THE EXERCISE: Search the entries for the word "mais" and pull out each line that has it.

** BEGIN TASK DATA **

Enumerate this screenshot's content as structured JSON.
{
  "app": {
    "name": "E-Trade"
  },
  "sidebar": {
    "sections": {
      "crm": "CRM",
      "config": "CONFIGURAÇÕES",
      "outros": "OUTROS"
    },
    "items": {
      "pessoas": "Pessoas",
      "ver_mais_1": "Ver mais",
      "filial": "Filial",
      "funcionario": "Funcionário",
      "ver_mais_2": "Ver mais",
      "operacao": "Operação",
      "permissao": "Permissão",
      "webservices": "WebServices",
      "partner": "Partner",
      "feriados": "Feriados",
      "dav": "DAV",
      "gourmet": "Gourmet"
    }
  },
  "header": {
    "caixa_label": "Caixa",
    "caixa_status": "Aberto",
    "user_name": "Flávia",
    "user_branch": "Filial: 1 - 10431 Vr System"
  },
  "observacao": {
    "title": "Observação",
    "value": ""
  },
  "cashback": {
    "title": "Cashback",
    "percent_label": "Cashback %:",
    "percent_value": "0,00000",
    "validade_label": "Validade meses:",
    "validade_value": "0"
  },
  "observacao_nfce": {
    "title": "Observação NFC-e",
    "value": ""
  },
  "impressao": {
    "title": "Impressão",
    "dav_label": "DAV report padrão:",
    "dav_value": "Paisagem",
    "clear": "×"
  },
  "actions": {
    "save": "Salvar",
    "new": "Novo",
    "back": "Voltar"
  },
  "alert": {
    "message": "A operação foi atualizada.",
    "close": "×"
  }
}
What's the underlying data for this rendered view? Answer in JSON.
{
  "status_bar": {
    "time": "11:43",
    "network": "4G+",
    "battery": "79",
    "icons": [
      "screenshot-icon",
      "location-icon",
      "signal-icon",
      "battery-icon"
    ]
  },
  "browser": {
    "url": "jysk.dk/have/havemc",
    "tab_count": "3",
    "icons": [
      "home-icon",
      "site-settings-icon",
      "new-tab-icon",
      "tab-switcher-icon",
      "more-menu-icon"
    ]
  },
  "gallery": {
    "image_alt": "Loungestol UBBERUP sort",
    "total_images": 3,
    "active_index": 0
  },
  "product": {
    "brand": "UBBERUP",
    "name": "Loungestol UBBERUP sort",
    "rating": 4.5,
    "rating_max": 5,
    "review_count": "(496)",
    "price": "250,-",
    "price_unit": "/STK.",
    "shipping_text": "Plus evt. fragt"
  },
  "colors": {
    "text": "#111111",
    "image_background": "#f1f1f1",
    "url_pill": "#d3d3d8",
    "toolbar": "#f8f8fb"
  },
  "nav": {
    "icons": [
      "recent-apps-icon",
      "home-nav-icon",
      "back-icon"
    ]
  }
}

** END TASK DATA **
** BEGIN TASK DATA **

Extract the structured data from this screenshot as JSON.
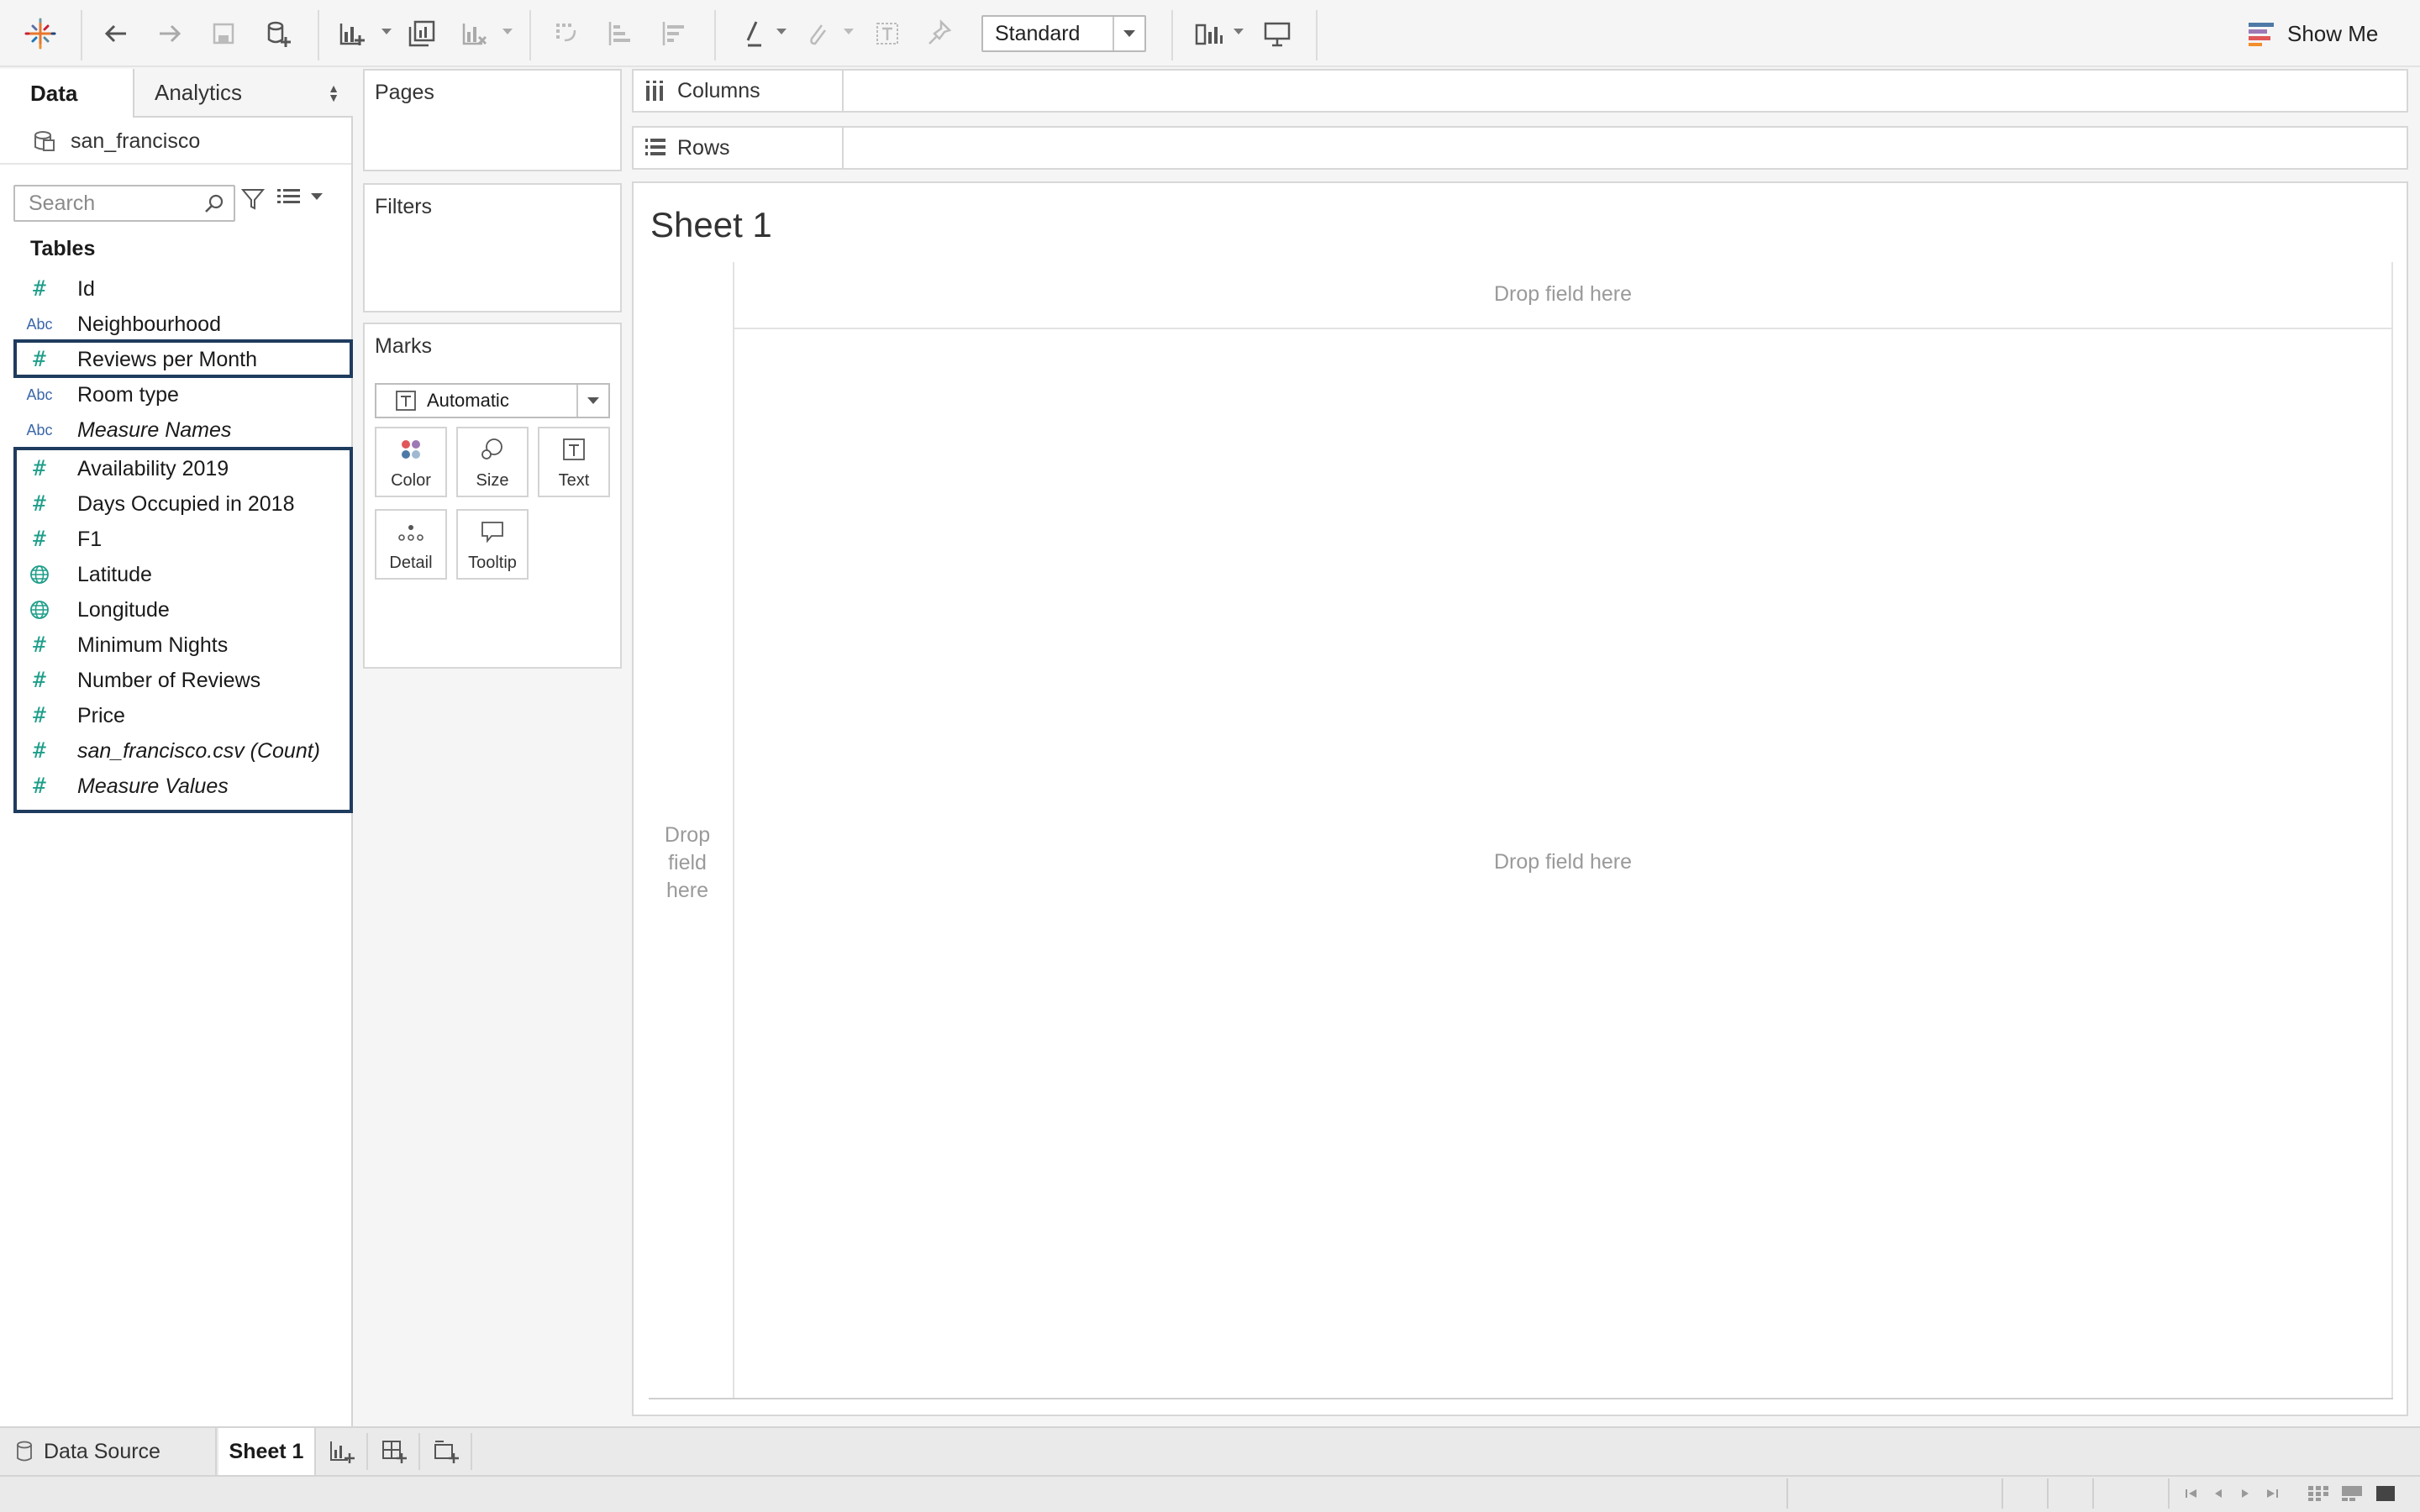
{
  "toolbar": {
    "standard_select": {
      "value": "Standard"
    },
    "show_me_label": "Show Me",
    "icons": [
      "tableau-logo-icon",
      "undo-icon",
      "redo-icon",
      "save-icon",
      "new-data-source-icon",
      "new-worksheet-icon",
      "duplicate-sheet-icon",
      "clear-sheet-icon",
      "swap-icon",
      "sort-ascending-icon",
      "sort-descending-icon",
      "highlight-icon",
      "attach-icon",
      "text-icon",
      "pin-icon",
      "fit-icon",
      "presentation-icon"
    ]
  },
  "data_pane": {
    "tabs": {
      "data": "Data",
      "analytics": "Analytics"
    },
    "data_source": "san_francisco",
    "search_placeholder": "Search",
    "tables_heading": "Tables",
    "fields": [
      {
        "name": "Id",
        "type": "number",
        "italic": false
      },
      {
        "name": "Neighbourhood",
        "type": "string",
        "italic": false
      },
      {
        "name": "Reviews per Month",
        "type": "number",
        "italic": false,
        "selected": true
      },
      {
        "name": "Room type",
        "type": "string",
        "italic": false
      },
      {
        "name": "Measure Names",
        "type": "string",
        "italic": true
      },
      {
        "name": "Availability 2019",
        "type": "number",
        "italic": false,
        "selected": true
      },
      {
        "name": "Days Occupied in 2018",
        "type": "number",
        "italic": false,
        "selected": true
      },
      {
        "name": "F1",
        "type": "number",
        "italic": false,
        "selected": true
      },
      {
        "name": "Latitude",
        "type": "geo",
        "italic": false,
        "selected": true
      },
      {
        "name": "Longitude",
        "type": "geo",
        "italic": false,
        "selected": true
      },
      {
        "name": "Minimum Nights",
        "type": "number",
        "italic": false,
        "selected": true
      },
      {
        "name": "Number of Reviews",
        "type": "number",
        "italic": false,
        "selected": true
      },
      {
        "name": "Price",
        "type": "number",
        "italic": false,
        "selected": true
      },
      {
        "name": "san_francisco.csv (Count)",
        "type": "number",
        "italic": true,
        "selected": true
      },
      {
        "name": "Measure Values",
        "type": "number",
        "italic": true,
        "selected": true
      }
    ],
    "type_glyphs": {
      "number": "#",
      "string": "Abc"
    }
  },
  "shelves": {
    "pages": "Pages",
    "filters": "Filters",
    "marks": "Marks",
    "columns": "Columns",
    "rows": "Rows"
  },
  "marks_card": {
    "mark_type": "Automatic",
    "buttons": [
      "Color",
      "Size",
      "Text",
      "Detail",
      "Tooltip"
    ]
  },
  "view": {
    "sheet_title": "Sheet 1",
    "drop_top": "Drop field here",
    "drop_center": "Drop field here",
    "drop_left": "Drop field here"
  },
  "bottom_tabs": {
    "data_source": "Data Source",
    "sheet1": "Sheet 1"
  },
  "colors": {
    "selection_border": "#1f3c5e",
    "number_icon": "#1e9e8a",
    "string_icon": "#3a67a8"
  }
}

** END TASK DATA **

ANSWER TO THE PROBLEM:
      "ver_mais_1": "Ver mais",
      "ver_mais_2": "Ver mais",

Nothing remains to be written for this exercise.